[Dataset items]
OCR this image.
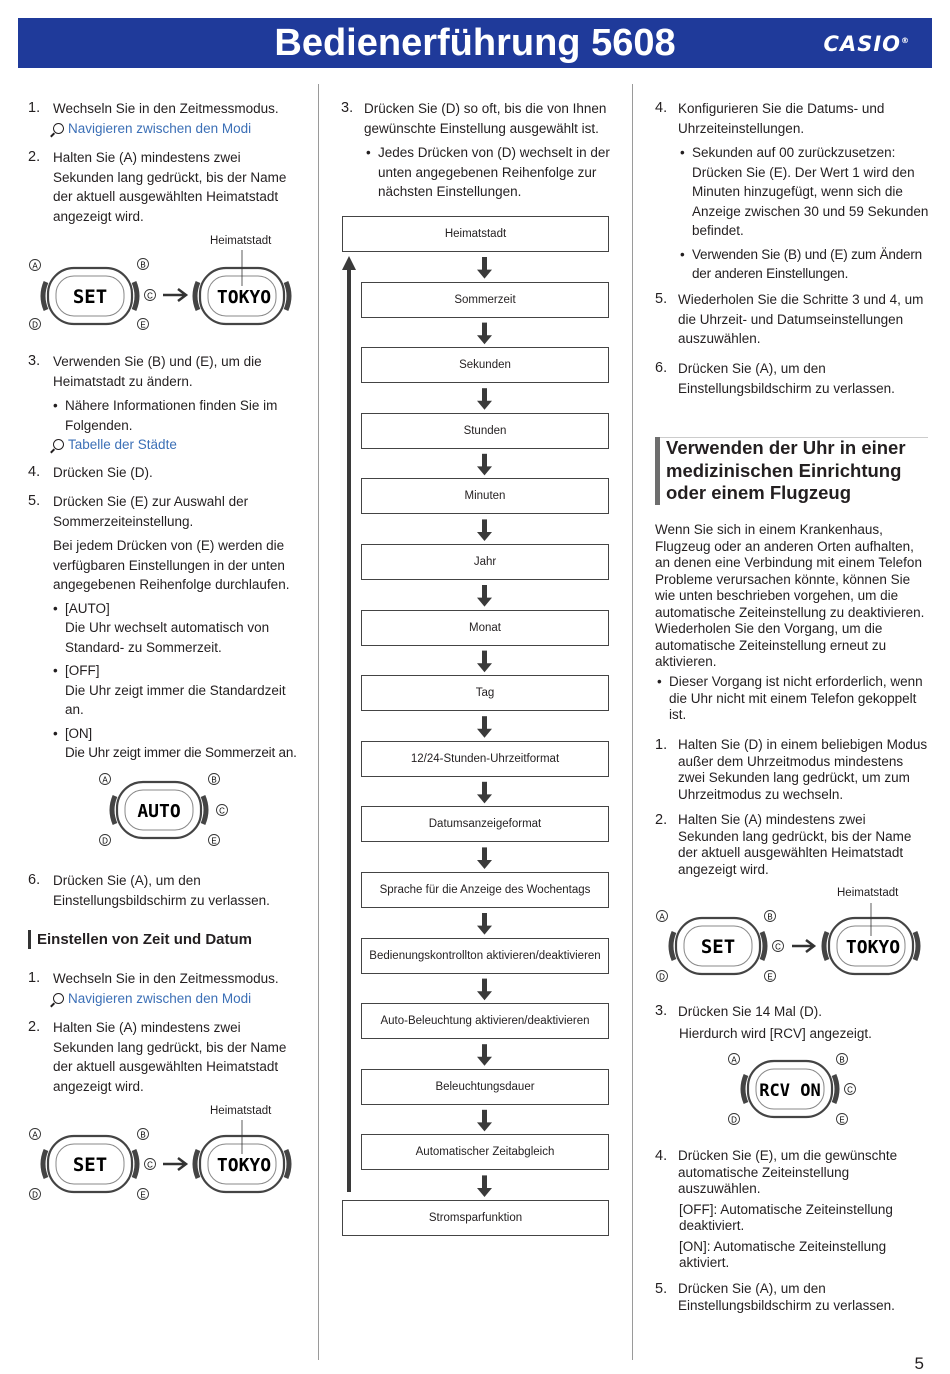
Bedienerführung 5608	CASIO®
1. Wechseln Sie in den Zeitmessmodus.
Navigieren zwischen den Modi
2. Halten Sie (A) mindestens zwei Sekunden lang gedrückt, bis der Name der aktuell ausgewählten Heimatstadt angezeigt wird.
Heimatstadt
SET	TOKYO
3. Verwenden Sie (B) und (E), um die Heimatstadt zu ändern.
• Nähere Informationen finden Sie im Folgenden.
Tabelle der Städte
4. Drücken Sie (D).
5. Drücken Sie (E) zur Auswahl der Sommerzeiteinstellung.
Bei jedem Drücken von (E) werden die verfügbaren Einstellungen in der unten angegebenen Reihenfolge durchlaufen.
• [AUTO]
Die Uhr wechselt automatisch von Standard- zu Sommerzeit.
• [OFF]
Die Uhr zeigt immer die Standardzeit an.
• [ON]
Die Uhr zeigt immer die Sommerzeit an.
AUTO
6. Drücken Sie (A), um den Einstellungsbildschirm zu verlassen.
Einstellen von Zeit und Datum
1. Wechseln Sie in den Zeitmessmodus.
Navigieren zwischen den Modi
2. Halten Sie (A) mindestens zwei Sekunden lang gedrückt, bis der Name der aktuell ausgewählten Heimatstadt angezeigt wird.
Heimatstadt
SET	TOKYO
3. Drücken Sie (D) so oft, bis die von Ihnen gewünschte Einstellung ausgewählt ist.
• Jedes Drücken von (D) wechselt in der unten angegebenen Reihenfolge zur nächsten Einstellungen.
Heimatstadt
Sommerzeit
Sekunden
Stunden
Minuten
Jahr
Monat
Tag
12/24-Stunden-Uhrzeitformat
Datumsanzeigeformat
Sprache für die Anzeige des Wochentags
Bedienungskontrollton aktivieren/deaktivieren
Auto-Beleuchtung aktivieren/deaktivieren
Beleuchtungsdauer
Automatischer Zeitabgleich
Stromsparfunktion
4. Konfigurieren Sie die Datums- und Uhrzeiteinstellungen.
• Sekunden auf 00 zurückzusetzen: Drücken Sie (E). Der Wert 1 wird den Minuten hinzugefügt, wenn sich die Anzeige zwischen 30 und 59 Sekunden befindet.
• Verwenden Sie (B) und (E) zum Ändern der anderen Einstellungen.
5. Wiederholen Sie die Schritte 3 und 4, um die Uhrzeit- und Datumseinstellungen auszuwählen.
6. Drücken Sie (A), um den Einstellungsbildschirm zu verlassen.
Verwenden der Uhr in einer medizinischen Einrichtung oder einem Flugzeug
Wenn Sie sich in einem Krankenhaus, Flugzeug oder an anderen Orten aufhalten, an denen eine Verbindung mit einem Telefon Probleme verursachen könnte, können Sie wie unten beschrieben vorgehen, um die automatische Zeiteinstellung zu deaktivieren. Wiederholen Sie den Vorgang, um die automatische Zeiteinstellung erneut zu aktivieren.
• Dieser Vorgang ist nicht erforderlich, wenn die Uhr nicht mit einem Telefon gekoppelt ist.
1. Halten Sie (D) in einem beliebigen Modus außer dem Uhrzeitmodus mindestens zwei Sekunden lang gedrückt, um zum Uhrzeitmodus zu wechseln.
2. Halten Sie (A) mindestens zwei Sekunden lang gedrückt, bis der Name der aktuell ausgewählten Heimatstadt angezeigt wird.
Heimatstadt
SET	TOKYO
3. Drücken Sie 14 Mal (D).
Hierdurch wird [RCV] angezeigt.
RCV ON
4. Drücken Sie (E), um die gewünschte automatische Zeiteinstellung auszuwählen.
[OFF]: Automatische Zeiteinstellung deaktiviert.
[ON]: Automatische Zeiteinstellung aktiviert.
5. Drücken Sie (A), um den Einstellungsbildschirm zu verlassen.
5
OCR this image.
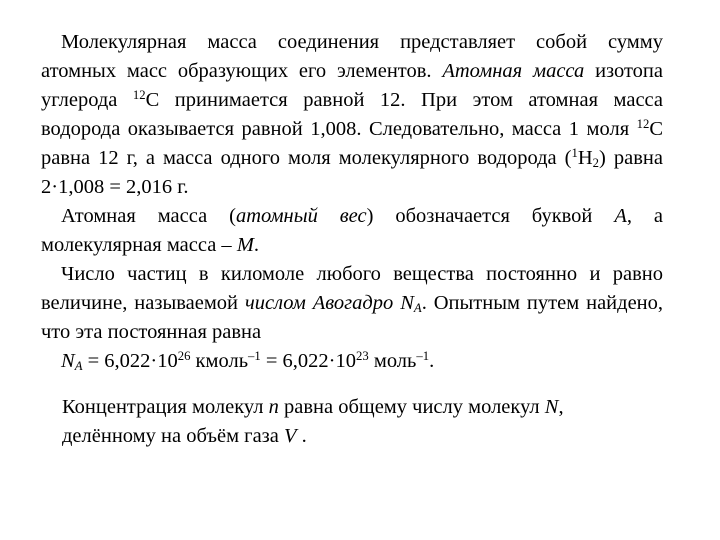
Молекулярная масса соединения представляет собой сумму атомных масс образующих его элементов. Атомная масса изотопа углерода $^{12}$C принимается равной 12. При этом атомная масса водорода оказывается равной 1,008. Следовательно, масса 1 моля $^{12}$C равна 12 г, а масса одного моля молекулярного водорода $(^1H_2)$ равна 2·1,008 = 2,016 г.

Атомная масса (атомный вес) обозначается буквой A, а молекулярная масса – M.

Число частиц в киломоле любого вещества постоянно и равно величине, называемой числом Авогадро $N_A$. Опытным путем найдено, что эта постоянная равна

$N_A = 6,022\cdot 10^{26}$ кмоль$^{-1}$ = $6,022\cdot 10^{23}$ моль$^{-1}$.

Концентрация молекул n равна общему числу молекул N,
делённому на объём газа V .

# STATED GOAL
Read the entries above, then pull out the lines that include "angegebenen".

# FULL ANSWER
Bei jedem Drücken von (E) werden die verfügbaren Einstellungen in der unten angegebenen Reihenfolge durchlaufen.
• Jedes Drücken von (D) wechselt in der unten angegebenen Reihenfolge zur nächsten Einstellungen.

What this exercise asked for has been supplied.